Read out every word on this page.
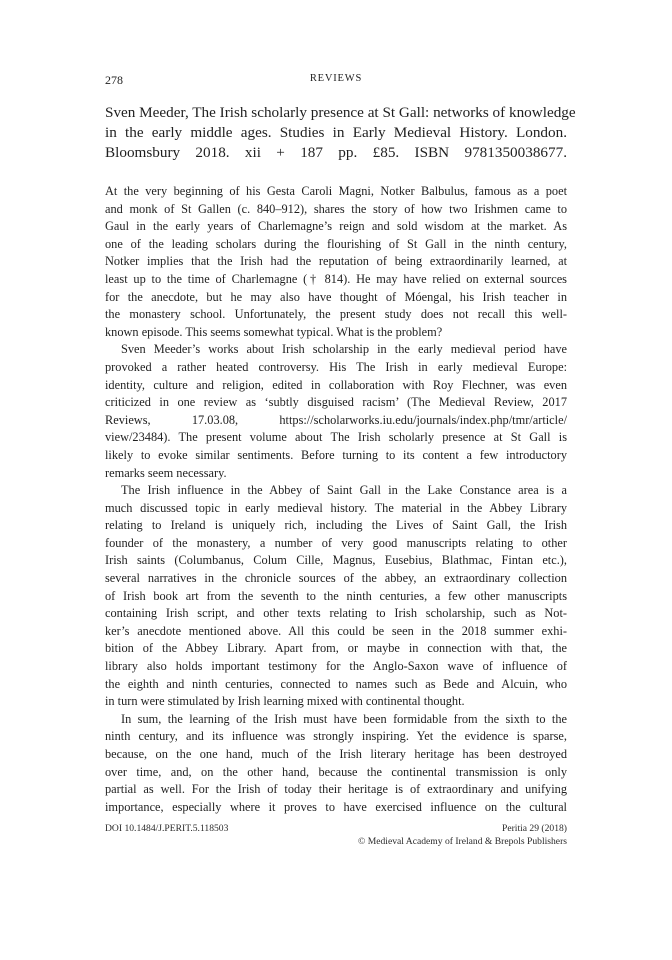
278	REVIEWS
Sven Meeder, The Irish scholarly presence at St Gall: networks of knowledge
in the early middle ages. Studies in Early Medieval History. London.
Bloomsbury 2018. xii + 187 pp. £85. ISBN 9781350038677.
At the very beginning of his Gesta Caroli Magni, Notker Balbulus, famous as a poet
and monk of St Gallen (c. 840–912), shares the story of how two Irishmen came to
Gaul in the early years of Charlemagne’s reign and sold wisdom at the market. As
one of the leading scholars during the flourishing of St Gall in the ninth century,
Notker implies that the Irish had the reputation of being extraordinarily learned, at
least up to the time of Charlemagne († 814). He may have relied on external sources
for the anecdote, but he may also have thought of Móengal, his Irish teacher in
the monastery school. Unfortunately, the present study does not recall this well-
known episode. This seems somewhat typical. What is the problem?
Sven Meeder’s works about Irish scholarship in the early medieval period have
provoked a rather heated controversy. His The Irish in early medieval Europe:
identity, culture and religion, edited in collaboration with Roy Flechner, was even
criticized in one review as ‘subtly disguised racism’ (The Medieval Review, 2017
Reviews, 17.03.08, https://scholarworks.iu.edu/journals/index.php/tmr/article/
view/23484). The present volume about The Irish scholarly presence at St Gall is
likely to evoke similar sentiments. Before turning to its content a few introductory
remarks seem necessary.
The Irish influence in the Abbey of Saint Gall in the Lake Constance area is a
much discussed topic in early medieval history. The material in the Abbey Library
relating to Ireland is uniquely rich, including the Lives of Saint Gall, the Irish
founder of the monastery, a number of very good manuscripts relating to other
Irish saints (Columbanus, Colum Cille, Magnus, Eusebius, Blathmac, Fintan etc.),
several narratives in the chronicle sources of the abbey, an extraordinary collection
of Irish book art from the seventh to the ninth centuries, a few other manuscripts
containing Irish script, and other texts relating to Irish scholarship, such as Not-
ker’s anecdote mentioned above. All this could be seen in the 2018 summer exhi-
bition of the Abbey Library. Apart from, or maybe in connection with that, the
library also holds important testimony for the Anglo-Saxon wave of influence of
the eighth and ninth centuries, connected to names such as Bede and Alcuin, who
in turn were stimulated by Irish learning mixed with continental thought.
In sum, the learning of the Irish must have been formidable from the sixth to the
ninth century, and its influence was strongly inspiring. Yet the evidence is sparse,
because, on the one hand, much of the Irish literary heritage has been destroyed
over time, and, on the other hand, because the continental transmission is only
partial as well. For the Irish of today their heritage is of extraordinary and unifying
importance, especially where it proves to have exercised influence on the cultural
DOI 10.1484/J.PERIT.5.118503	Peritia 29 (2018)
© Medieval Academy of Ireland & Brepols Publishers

___

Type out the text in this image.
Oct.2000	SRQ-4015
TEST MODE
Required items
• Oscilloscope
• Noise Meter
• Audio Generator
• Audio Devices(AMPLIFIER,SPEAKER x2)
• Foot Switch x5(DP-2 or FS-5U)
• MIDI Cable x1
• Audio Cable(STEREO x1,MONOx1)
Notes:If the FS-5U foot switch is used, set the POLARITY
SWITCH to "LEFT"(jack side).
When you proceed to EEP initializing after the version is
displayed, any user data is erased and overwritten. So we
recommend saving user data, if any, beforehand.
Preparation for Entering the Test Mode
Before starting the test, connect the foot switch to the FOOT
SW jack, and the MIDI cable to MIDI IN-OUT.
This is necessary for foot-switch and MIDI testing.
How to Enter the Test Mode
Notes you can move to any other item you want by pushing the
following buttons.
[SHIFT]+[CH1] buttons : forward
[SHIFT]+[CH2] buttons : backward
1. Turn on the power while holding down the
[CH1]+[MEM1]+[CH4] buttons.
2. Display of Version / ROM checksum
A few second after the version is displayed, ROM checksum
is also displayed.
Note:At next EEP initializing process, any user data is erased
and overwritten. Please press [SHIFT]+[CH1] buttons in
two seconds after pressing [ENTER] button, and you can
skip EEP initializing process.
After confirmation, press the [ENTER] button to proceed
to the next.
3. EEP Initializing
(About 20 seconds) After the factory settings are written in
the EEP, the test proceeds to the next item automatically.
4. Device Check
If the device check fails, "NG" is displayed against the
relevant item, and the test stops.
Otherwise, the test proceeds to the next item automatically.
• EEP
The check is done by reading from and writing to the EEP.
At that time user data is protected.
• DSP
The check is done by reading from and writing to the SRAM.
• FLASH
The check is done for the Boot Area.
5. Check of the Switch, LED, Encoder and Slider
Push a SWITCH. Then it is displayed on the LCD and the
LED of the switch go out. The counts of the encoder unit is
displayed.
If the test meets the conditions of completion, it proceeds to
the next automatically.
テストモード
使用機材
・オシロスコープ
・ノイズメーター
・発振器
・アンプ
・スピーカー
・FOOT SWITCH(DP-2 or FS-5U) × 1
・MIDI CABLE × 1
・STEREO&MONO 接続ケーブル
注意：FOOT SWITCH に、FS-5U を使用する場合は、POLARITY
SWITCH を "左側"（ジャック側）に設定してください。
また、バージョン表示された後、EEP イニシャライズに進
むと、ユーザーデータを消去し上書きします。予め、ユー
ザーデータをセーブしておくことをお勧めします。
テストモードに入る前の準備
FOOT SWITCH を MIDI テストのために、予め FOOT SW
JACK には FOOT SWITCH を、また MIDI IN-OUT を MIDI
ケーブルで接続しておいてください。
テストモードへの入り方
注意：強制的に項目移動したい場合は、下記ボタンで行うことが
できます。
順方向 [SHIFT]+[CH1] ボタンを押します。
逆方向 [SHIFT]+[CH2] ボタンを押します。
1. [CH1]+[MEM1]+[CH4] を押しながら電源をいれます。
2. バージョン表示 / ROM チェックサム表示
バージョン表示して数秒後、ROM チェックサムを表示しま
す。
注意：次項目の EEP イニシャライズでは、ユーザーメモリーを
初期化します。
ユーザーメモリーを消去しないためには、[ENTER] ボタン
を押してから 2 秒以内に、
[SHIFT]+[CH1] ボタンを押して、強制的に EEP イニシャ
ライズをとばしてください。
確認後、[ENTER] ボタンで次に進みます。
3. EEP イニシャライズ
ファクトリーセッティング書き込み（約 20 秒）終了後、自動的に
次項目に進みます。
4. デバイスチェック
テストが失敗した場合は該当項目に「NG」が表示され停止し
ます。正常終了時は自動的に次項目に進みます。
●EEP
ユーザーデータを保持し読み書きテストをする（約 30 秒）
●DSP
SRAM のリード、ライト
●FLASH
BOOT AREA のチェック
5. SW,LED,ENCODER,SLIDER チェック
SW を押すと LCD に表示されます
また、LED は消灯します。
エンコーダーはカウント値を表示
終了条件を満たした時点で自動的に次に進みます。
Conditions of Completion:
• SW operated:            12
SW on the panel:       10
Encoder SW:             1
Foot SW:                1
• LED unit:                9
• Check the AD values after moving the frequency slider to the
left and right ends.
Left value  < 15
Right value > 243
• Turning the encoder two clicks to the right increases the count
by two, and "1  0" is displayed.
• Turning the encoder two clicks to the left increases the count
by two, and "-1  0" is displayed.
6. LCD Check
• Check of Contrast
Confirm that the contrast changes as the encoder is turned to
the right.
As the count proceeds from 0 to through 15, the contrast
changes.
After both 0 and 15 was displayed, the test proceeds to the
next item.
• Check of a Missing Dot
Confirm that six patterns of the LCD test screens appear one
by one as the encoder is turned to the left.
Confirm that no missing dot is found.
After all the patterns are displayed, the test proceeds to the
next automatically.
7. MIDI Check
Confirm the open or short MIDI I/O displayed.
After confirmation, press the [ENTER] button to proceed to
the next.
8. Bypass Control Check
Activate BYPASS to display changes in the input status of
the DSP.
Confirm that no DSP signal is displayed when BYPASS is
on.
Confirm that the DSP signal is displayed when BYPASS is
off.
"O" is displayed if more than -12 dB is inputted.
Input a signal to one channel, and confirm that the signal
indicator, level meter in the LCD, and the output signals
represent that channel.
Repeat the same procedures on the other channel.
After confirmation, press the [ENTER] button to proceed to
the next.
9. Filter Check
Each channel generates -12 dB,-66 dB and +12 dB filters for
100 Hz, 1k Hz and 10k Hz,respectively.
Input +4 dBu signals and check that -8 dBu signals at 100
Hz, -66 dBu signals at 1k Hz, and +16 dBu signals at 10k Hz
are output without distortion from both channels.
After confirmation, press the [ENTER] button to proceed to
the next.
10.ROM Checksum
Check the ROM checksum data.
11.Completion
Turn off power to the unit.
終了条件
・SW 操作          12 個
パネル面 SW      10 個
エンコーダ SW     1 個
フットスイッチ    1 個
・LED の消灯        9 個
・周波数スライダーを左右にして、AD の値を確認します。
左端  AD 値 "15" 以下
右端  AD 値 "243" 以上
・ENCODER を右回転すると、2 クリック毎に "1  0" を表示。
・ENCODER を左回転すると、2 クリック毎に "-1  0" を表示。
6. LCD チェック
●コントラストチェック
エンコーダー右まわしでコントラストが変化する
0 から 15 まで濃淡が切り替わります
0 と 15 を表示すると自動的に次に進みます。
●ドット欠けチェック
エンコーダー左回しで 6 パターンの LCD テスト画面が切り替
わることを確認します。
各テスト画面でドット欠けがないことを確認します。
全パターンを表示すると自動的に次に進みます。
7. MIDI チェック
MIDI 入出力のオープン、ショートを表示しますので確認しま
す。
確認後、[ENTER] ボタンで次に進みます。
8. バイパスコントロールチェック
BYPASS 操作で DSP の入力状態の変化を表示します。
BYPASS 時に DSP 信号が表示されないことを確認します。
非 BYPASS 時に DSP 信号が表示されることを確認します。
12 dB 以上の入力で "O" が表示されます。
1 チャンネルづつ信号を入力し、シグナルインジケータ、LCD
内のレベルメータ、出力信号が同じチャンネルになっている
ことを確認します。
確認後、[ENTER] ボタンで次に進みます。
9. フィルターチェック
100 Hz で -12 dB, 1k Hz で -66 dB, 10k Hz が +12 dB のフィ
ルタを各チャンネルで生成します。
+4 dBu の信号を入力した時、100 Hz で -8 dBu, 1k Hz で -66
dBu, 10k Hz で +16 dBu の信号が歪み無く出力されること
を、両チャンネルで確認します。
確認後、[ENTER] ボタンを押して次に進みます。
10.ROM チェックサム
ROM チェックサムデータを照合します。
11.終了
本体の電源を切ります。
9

___

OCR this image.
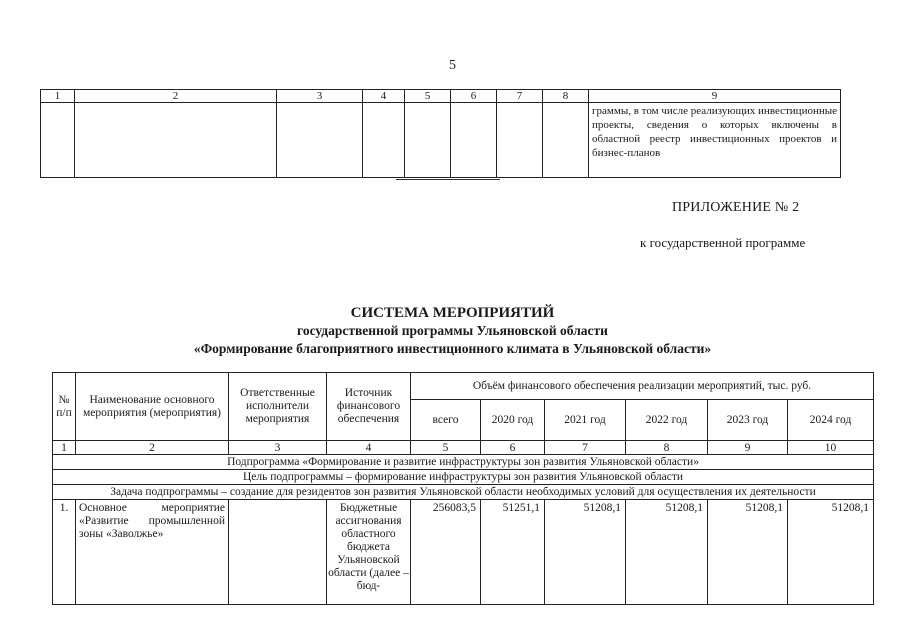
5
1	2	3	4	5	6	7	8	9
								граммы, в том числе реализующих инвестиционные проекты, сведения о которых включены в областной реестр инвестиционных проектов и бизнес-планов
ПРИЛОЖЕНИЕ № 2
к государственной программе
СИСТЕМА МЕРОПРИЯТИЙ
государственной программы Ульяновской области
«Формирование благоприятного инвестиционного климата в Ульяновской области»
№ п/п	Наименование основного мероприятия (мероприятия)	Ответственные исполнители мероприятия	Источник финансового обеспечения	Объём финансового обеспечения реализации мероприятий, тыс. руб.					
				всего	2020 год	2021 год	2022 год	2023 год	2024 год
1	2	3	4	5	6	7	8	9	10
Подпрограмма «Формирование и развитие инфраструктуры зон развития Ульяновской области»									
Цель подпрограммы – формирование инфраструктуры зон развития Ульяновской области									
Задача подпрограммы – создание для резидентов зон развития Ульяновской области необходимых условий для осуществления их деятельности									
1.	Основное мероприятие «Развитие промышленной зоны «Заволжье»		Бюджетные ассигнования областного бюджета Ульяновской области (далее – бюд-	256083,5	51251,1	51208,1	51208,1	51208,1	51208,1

___

Work out how many lines in the entries hold the string "scholarship". Your answer should consist solely of that number.

▶ _CORRECT ANSWER_: 2